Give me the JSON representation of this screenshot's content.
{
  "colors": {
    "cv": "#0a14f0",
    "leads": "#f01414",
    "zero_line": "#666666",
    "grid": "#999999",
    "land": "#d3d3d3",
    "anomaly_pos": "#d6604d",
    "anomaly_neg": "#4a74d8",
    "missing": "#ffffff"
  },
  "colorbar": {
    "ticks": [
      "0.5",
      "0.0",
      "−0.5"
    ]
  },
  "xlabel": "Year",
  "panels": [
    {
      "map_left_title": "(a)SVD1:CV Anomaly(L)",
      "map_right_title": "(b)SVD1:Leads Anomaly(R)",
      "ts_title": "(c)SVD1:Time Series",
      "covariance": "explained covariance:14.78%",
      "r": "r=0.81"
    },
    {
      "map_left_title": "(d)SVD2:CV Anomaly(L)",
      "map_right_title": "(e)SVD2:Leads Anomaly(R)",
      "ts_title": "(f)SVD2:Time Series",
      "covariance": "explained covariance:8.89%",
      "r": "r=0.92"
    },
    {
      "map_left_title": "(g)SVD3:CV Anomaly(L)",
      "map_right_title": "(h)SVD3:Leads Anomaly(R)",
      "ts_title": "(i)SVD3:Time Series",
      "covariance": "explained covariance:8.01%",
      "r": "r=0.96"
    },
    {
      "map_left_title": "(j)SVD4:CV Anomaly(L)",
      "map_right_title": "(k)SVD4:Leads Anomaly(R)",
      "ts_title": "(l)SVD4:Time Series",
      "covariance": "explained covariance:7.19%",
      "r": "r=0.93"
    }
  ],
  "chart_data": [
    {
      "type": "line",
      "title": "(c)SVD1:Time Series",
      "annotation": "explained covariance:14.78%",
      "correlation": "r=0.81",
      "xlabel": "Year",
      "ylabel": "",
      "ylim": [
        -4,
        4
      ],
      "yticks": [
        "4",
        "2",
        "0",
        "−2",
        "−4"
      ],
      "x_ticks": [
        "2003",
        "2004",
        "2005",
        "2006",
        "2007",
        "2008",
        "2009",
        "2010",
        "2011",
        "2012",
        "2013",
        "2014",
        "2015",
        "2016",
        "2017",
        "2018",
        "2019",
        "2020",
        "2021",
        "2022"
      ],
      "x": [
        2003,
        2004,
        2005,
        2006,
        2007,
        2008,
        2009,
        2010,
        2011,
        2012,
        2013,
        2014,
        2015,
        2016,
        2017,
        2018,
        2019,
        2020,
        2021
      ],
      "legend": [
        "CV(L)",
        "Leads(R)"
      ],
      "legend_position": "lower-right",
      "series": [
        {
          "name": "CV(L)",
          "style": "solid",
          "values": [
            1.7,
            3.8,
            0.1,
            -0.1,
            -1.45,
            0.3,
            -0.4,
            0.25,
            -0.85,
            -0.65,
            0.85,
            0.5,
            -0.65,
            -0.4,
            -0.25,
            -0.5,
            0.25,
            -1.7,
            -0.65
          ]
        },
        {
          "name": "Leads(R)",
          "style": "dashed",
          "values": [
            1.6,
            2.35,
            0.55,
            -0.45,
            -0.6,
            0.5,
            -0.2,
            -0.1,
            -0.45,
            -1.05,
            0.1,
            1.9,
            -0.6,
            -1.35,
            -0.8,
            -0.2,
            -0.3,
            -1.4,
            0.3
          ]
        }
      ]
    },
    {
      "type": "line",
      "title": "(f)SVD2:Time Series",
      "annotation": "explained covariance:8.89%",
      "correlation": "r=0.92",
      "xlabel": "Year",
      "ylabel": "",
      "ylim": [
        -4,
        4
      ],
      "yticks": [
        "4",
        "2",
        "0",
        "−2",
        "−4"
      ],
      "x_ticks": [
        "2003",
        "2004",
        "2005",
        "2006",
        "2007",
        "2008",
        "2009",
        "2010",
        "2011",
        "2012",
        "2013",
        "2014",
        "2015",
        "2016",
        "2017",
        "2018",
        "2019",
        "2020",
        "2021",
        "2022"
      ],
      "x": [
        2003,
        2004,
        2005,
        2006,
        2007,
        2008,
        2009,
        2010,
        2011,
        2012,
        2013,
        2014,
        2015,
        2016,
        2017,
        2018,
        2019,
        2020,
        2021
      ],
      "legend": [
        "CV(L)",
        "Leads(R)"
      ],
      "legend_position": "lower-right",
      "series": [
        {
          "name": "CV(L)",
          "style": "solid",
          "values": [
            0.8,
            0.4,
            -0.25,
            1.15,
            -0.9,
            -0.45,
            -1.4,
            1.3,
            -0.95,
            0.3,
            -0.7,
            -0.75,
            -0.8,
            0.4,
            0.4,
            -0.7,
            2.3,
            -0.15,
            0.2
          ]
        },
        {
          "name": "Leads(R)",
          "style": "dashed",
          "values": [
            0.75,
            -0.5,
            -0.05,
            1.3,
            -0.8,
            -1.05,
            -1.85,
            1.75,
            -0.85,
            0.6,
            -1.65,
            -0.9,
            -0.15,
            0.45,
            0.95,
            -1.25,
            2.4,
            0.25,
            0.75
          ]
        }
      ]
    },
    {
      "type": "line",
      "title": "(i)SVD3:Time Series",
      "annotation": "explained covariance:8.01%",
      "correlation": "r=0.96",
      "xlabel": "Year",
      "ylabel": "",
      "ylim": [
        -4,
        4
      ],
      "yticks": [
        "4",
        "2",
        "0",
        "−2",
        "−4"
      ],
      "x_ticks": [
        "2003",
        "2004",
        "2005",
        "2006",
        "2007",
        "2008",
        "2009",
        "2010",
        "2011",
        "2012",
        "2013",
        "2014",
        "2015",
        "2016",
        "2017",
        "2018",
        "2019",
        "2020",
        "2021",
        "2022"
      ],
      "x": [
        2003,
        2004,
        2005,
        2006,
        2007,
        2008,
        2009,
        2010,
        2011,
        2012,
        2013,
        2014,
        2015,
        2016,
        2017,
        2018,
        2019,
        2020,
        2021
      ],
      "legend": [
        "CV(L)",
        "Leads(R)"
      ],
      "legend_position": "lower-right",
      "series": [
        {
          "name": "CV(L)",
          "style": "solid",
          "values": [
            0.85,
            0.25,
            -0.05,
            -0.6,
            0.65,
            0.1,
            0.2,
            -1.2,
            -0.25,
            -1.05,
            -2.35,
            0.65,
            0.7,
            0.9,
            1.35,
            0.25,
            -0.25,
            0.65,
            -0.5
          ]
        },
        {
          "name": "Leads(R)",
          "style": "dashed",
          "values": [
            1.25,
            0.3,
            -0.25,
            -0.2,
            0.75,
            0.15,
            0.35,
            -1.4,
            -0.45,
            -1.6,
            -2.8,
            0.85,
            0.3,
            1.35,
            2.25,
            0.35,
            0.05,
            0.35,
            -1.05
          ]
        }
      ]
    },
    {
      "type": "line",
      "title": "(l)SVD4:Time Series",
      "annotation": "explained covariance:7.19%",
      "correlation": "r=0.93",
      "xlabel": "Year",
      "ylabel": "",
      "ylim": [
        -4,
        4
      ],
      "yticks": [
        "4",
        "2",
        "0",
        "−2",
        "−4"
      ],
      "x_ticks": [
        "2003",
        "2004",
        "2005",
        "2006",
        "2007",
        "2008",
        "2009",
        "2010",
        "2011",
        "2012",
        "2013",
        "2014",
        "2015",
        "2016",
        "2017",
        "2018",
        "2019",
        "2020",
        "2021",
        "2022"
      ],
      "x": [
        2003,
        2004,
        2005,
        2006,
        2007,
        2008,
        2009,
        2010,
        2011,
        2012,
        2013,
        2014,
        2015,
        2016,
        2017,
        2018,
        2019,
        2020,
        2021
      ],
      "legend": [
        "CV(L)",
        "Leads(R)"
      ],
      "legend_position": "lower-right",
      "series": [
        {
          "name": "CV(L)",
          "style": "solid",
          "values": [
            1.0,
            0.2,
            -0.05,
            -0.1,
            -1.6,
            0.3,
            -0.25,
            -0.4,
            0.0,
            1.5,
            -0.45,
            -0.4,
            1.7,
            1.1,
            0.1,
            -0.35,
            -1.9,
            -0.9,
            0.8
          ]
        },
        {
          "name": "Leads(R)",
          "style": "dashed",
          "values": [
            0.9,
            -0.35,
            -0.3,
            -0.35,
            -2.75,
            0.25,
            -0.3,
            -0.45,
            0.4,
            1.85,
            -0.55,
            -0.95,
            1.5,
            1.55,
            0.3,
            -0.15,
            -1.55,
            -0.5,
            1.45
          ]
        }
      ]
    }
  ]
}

* [WHAT IS EXPECTED]
Show the lines of the material that contain the word "correlation".

* [ANSWER]
      "correlation": "r=0.81",
      "correlation": "r=0.92",
      "correlation": "r=0.96",
      "correlation": "r=0.93",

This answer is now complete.